+++ Material to process +++

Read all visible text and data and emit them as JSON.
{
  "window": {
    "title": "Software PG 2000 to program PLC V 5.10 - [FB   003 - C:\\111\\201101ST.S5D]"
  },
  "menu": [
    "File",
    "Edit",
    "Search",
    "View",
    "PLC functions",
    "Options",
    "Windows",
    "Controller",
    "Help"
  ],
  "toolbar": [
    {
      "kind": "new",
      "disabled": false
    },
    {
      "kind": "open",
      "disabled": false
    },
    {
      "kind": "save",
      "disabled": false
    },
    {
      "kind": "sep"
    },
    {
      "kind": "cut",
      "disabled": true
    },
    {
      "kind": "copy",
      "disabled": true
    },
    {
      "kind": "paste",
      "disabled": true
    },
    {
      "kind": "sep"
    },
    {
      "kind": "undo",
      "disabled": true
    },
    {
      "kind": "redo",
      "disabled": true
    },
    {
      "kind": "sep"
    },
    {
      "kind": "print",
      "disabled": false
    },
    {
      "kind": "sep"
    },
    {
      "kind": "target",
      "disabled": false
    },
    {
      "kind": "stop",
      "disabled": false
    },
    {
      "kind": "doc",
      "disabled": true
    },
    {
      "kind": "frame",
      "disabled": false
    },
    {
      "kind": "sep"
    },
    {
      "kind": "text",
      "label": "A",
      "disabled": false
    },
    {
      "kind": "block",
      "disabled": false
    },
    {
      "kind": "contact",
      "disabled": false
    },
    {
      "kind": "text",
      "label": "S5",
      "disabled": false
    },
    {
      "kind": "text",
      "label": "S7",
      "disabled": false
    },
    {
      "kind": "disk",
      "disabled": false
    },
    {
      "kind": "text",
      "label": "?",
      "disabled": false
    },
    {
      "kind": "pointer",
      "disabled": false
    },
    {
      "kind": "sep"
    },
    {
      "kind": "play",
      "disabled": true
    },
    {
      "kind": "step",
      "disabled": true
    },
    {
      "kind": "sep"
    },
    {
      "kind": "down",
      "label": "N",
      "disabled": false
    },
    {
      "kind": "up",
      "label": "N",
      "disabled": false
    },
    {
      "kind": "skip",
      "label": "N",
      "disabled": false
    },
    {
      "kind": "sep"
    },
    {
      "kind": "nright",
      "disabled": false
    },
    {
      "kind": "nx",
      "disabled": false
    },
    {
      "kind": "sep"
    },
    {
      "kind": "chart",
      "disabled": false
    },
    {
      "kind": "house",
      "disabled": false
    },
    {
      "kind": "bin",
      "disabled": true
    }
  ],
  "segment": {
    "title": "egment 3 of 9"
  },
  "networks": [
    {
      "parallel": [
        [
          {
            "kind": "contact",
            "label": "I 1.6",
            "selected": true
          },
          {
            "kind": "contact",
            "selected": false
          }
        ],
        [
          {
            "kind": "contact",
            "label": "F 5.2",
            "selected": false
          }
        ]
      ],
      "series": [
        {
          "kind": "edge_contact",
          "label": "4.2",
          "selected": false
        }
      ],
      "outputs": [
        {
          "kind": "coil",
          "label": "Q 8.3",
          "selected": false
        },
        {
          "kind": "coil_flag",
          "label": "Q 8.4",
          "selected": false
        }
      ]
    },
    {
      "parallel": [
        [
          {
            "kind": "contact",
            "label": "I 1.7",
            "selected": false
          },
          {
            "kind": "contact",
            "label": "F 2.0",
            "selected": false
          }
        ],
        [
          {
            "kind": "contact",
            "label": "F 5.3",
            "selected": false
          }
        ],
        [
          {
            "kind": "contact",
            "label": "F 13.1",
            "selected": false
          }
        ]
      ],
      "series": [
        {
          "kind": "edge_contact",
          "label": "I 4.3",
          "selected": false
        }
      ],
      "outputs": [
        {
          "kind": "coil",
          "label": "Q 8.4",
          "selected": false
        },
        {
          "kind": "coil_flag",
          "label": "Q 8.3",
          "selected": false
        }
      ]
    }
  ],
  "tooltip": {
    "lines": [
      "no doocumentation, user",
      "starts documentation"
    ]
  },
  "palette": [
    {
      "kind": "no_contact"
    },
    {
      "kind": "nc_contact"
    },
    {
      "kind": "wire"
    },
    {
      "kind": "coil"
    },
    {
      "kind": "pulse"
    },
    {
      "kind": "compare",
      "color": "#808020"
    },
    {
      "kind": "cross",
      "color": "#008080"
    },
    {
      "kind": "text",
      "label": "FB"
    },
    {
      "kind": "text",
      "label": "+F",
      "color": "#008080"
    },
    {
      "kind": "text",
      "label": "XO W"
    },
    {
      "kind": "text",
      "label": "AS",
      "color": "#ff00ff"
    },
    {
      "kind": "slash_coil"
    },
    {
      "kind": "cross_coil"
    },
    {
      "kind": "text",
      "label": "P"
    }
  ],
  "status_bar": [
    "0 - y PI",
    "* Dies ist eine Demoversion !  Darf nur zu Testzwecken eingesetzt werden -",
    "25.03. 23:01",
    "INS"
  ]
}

+++

▸ **Objective**
Restate the listing above word for word.

▸ **Exercise output**
Read all visible text and data and emit them as JSON.
{
  "window": {
    "title": "Software PG 2000 to program PLC V 5.10 - [FB   003 - C:\\111\\201101ST.S5D]"
  },
  "menu": [
    "File",
    "Edit",
    "Search",
    "View",
    "PLC functions",
    "Options",
    "Windows",
    "Controller",
    "Help"
  ],
  "toolbar": [
    {
      "kind": "new",
      "disabled": false
    },
    {
      "kind": "open",
      "disabled": false
    },
    {
      "kind": "save",
      "disabled": false
    },
    {
      "kind": "sep"
    },
    {
      "kind": "cut",
      "disabled": true
    },
    {
      "kind": "copy",
      "disabled": true
    },
    {
      "kind": "paste",
      "disabled": true
    },
    {
      "kind": "sep"
    },
    {
      "kind": "undo",
      "disabled": true
    },
    {
      "kind": "redo",
      "disabled": true
    },
    {
      "kind": "sep"
    },
    {
      "kind": "print",
      "disabled": false
    },
    {
      "kind": "sep"
    },
    {
      "kind": "target",
      "disabled": false
    },
    {
      "kind": "stop",
      "disabled": false
    },
    {
      "kind": "doc",
      "disabled": true
    },
    {
      "kind": "frame",
      "disabled": false
    },
    {
      "kind": "sep"
    },
    {
      "kind": "text",
      "label": "A",
      "disabled": false
    },
    {
      "kind": "block",
      "disabled": false
    },
    {
      "kind": "contact",
      "disabled": false
    },
    {
      "kind": "text",
      "label": "S5",
      "disabled": false
    },
    {
      "kind": "text",
      "label": "S7",
      "disabled": false
    },
    {
      "kind": "disk",
      "disabled": false
    },
    {
      "kind": "text",
      "label": "?",
      "disabled": false
    },
    {
      "kind": "pointer",
      "disabled": false
    },
    {
      "kind": "sep"
    },
    {
      "kind": "play",
      "disabled": true
    },
    {
      "kind": "step",
      "disabled": true
    },
    {
      "kind": "sep"
    },
    {
      "kind": "down",
      "label": "N",
      "disabled": false
    },
    {
      "kind": "up",
      "label": "N",
      "disabled": false
    },
    {
      "kind": "skip",
      "label": "N",
      "disabled": false
    },
    {
      "kind": "sep"
    },
    {
      "kind": "nright",
      "disabled": false
    },
    {
      "kind": "nx",
      "disabled": false
    },
    {
      "kind": "sep"
    },
    {
      "kind": "chart",
      "disabled": false
    },
    {
      "kind": "house",
      "disabled": false
    },
    {
      "kind": "bin",
      "disabled": true
    }
  ],
  "segment": {
    "title": "egment 3 of 9"
  },
  "networks": [
    {
      "parallel": [
        [
          {
            "kind": "contact",
            "label": "I 1.6",
            "selected": true
          },
          {
            "kind": "contact",
            "selected": false
          }
        ],
        [
          {
            "kind": "contact",
            "label": "F 5.2",
            "selected": false
          }
        ]
      ],
      "series": [
        {
          "kind": "edge_contact",
          "label": "4.2",
          "selected": false
        }
      ],
      "outputs": [
        {
          "kind": "coil",
          "label": "Q 8.3",
          "selected": false
        },
        {
          "kind": "coil_flag",
          "label": "Q 8.4",
          "selected": false
        }
      ]
    },
    {
      "parallel": [
        [
          {
            "kind": "contact",
            "label": "I 1.7",
            "selected": false
          },
          {
            "kind": "contact",
            "label": "F 2.0",
            "selected": false
          }
        ],
        [
          {
            "kind": "contact",
            "label": "F 5.3",
            "selected": false
          }
        ],
        [
          {
            "kind": "contact",
            "label": "F 13.1",
            "selected": false
          }
        ]
      ],
      "series": [
        {
          "kind": "edge_contact",
          "label": "I 4.3",
          "selected": false
        }
      ],
      "outputs": [
        {
          "kind": "coil",
          "label": "Q 8.4",
          "selected": false
        },
        {
          "kind": "coil_flag",
          "label": "Q 8.3",
          "selected": false
        }
      ]
    }
  ],
  "tooltip": {
    "lines": [
      "no doocumentation, user",
      "starts documentation"
    ]
  },
  "palette": [
    {
      "kind": "no_contact"
    },
    {
      "kind": "nc_contact"
    },
    {
      "kind": "wire"
    },
    {
      "kind": "coil"
    },
    {
      "kind": "pulse"
    },
    {
      "kind": "compare",
      "color": "#808020"
    },
    {
      "kind": "cross",
      "color": "#008080"
    },
    {
      "kind": "text",
      "label": "FB"
    },
    {
      "kind": "text",
      "label": "+F",
      "color": "#008080"
    },
    {
      "kind": "text",
      "label": "XO W"
    },
    {
      "kind": "text",
      "label": "AS",
      "color": "#ff00ff"
    },
    {
      "kind": "slash_coil"
    },
    {
      "kind": "cross_coil"
    },
    {
      "kind": "text",
      "label": "P"
    }
  ],
  "status_bar": [
    "0 - y PI",
    "* Dies ist eine Demoversion !  Darf nur zu Testzwecken eingesetzt werden -",
    "25.03. 23:01",
    "INS"
  ]
}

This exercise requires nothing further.